* **Written instruction**
Tally each line where the word "تنگه" occurs, then give only the total.

[Data extracted from a collection]

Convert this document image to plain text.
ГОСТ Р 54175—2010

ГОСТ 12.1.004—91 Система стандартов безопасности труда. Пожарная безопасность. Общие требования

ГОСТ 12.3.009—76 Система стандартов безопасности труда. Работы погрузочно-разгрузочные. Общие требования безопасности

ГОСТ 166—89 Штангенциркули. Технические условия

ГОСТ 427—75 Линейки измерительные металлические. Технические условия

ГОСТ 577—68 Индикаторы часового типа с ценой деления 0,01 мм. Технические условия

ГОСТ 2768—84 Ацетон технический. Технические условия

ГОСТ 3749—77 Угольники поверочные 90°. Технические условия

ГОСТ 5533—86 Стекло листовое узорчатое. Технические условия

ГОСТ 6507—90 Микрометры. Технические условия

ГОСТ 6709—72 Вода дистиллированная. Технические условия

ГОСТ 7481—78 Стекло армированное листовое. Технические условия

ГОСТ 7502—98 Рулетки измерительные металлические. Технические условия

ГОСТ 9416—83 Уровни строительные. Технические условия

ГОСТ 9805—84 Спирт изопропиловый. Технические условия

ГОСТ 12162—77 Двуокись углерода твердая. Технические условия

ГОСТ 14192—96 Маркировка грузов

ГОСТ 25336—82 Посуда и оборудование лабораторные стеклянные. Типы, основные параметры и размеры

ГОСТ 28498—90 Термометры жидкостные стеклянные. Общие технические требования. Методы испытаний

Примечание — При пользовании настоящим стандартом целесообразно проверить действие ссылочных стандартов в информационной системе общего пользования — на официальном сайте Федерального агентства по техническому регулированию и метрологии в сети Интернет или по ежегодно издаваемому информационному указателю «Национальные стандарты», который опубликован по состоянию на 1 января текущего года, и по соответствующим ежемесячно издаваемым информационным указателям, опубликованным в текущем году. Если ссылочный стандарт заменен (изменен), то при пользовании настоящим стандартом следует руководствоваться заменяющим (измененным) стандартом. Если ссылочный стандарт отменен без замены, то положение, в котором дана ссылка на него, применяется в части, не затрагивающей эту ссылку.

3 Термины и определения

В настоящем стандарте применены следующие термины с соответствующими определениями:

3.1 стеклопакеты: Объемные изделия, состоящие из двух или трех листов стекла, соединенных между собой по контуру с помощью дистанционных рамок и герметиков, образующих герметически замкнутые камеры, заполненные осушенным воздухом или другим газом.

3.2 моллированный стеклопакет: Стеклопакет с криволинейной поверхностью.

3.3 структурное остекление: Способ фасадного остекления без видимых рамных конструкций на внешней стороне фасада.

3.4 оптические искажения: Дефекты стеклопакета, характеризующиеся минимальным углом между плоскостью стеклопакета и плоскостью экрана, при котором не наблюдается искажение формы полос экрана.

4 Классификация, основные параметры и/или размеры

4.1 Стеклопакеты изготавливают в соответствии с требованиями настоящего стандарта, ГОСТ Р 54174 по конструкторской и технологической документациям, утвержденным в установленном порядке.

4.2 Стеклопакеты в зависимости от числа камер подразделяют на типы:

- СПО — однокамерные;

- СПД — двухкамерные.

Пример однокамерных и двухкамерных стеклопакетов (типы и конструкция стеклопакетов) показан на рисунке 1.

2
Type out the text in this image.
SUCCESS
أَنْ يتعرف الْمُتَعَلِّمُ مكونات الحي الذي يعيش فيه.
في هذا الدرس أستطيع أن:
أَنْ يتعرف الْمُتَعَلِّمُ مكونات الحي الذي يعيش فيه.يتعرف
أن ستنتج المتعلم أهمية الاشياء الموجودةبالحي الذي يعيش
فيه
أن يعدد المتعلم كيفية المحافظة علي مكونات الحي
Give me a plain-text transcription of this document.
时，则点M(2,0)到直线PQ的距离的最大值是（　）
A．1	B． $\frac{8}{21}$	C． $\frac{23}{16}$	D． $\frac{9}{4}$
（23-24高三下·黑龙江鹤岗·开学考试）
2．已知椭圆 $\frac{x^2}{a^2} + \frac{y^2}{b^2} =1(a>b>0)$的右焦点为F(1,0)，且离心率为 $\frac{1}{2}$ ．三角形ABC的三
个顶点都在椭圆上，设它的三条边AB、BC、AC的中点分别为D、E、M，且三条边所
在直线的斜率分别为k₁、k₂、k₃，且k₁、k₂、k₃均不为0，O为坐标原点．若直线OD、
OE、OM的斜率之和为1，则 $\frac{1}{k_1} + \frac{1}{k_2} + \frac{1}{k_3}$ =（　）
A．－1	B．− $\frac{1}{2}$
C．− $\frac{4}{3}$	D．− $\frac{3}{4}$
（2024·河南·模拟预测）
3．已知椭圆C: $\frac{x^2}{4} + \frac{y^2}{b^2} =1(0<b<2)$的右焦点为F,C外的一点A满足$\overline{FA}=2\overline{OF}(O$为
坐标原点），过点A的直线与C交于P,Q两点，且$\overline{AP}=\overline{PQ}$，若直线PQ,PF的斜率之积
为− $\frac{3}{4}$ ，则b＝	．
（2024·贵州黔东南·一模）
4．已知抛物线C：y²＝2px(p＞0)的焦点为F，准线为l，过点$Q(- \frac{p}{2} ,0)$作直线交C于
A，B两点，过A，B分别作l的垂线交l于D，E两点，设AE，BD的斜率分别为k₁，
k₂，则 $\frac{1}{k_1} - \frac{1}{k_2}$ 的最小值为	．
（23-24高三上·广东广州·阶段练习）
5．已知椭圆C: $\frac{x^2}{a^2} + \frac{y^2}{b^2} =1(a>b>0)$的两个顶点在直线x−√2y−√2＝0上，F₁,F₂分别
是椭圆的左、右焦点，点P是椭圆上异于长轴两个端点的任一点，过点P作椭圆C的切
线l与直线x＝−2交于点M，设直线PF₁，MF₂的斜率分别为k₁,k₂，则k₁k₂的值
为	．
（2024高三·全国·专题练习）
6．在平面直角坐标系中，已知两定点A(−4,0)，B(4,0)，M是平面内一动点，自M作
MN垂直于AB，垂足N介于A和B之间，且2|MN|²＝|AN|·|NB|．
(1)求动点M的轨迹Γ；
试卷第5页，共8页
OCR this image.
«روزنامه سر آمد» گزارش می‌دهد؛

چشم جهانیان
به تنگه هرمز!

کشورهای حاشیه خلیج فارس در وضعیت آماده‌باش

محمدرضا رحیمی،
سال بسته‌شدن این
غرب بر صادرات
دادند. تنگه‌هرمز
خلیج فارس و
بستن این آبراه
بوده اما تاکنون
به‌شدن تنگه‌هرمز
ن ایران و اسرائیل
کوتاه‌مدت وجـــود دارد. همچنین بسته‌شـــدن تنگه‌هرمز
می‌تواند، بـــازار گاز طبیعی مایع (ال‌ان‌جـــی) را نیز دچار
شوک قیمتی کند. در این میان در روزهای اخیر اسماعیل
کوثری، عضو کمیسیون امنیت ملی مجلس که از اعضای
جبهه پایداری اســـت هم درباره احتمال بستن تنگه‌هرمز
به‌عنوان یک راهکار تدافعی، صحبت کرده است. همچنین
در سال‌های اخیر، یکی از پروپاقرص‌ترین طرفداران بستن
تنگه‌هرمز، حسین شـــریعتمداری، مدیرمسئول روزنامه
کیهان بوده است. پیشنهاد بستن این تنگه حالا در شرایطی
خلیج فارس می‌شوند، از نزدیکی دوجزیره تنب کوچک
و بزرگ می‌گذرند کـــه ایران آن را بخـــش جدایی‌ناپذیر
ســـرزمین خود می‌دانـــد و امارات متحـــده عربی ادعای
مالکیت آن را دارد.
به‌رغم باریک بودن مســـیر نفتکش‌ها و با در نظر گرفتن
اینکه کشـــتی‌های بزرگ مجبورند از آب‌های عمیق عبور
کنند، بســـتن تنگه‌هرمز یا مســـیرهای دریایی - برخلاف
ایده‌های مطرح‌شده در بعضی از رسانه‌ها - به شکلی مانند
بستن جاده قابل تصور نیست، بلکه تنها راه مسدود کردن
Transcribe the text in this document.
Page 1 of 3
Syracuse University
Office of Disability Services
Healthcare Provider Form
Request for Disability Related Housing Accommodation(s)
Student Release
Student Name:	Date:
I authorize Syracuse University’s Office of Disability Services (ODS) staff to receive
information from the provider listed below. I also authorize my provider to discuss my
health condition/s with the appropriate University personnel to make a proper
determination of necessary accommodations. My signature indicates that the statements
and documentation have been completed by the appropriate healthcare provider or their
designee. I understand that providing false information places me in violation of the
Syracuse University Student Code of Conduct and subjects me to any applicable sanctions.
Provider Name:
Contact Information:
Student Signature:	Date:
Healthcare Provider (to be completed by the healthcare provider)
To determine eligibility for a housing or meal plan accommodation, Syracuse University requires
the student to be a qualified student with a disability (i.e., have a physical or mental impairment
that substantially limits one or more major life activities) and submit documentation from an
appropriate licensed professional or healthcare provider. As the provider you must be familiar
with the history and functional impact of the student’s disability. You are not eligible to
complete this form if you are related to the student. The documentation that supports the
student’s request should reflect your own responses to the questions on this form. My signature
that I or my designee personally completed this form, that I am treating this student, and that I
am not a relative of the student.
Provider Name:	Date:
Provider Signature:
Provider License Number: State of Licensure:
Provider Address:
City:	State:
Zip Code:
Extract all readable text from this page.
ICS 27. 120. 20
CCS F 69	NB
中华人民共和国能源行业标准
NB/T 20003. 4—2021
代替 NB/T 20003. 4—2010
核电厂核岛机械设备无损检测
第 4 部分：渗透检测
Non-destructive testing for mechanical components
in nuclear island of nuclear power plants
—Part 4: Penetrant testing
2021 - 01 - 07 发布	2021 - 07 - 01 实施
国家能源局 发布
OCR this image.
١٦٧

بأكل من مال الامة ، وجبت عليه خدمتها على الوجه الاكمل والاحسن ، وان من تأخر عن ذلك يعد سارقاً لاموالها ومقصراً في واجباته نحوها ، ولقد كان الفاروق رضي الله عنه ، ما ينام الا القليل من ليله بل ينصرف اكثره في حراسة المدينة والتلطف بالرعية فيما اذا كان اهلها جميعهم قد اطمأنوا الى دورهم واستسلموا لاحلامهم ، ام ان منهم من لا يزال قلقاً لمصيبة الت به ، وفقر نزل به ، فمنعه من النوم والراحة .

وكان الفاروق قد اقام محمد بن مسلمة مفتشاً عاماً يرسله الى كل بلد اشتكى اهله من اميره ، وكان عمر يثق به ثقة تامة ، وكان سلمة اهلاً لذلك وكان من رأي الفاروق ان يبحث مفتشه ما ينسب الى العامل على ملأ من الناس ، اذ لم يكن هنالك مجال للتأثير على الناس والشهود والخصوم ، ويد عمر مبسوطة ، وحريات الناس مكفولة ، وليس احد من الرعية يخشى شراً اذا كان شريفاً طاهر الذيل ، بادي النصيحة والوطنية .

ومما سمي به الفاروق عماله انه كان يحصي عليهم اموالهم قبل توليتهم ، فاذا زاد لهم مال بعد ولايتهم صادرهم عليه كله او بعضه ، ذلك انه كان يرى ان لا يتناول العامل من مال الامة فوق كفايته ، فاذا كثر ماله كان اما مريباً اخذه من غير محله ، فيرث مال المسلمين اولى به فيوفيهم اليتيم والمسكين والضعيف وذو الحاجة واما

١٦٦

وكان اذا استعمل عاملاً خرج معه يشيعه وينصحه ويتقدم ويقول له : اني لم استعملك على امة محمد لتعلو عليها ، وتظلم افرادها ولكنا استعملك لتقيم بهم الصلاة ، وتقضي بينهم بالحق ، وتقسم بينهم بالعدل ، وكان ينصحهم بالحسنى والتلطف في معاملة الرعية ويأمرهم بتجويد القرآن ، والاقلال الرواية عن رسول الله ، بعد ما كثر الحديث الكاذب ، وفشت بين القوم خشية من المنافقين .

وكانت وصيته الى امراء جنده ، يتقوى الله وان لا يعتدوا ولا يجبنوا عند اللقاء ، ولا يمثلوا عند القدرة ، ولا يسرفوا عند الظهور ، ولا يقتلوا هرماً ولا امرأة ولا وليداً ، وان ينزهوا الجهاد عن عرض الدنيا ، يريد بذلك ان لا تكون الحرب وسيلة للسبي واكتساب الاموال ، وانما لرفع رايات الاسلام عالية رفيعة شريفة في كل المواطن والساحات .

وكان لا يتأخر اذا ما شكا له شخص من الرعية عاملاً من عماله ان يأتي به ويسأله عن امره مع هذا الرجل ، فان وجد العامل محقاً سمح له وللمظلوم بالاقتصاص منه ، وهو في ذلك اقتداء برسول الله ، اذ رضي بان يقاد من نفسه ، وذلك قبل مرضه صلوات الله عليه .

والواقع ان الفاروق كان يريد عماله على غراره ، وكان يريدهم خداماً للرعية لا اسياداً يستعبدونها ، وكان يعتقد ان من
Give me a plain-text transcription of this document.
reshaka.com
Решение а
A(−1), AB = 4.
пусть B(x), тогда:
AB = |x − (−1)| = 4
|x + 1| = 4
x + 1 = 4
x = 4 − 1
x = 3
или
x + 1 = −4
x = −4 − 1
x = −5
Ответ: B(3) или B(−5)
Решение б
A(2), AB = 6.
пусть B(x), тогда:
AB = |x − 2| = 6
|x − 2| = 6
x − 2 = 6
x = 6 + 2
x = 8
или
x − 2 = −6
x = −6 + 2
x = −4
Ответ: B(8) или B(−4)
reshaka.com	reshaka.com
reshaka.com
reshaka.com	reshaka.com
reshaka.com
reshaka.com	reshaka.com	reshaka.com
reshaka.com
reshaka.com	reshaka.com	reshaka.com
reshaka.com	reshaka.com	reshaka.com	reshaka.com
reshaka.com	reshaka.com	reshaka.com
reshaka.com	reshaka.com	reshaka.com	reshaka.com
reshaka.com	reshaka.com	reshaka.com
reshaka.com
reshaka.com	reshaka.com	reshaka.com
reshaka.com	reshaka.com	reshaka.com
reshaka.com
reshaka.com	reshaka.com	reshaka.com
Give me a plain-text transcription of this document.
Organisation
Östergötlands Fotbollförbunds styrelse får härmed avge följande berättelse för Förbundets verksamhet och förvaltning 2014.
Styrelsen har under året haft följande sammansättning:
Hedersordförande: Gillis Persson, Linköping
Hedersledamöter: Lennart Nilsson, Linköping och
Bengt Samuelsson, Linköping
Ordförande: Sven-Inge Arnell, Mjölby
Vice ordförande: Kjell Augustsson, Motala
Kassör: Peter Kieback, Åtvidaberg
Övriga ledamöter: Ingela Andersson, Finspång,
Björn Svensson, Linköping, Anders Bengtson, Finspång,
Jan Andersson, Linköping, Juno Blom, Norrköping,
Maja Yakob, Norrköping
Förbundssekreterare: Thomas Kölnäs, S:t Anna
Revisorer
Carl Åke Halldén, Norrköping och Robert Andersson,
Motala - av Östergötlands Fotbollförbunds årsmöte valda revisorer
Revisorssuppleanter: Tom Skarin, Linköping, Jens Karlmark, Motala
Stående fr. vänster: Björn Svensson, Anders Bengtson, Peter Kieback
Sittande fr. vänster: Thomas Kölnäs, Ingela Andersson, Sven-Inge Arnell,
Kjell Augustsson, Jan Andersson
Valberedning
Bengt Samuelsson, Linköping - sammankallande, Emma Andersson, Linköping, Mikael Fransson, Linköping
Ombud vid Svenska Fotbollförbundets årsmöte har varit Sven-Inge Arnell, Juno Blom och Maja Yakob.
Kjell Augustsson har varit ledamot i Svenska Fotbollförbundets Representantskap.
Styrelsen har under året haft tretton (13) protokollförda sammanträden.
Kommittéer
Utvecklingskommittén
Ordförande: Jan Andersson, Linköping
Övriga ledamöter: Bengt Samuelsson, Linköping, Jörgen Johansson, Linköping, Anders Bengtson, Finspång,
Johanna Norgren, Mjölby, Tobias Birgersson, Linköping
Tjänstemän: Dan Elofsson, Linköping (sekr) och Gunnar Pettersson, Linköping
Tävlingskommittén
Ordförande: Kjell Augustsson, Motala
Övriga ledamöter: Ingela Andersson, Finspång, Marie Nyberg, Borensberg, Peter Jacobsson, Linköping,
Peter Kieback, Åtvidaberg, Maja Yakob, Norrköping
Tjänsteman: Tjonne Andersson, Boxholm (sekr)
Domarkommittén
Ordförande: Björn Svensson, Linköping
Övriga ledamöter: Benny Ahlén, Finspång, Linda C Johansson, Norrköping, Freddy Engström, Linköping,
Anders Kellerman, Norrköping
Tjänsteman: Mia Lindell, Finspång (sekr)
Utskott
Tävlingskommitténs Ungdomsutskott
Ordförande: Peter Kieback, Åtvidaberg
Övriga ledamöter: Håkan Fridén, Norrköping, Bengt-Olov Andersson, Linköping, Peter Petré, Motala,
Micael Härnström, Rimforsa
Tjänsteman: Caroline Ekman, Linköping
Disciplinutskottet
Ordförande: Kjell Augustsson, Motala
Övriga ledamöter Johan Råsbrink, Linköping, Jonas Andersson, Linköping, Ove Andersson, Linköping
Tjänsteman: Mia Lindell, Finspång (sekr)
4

* **Exercise solution**
8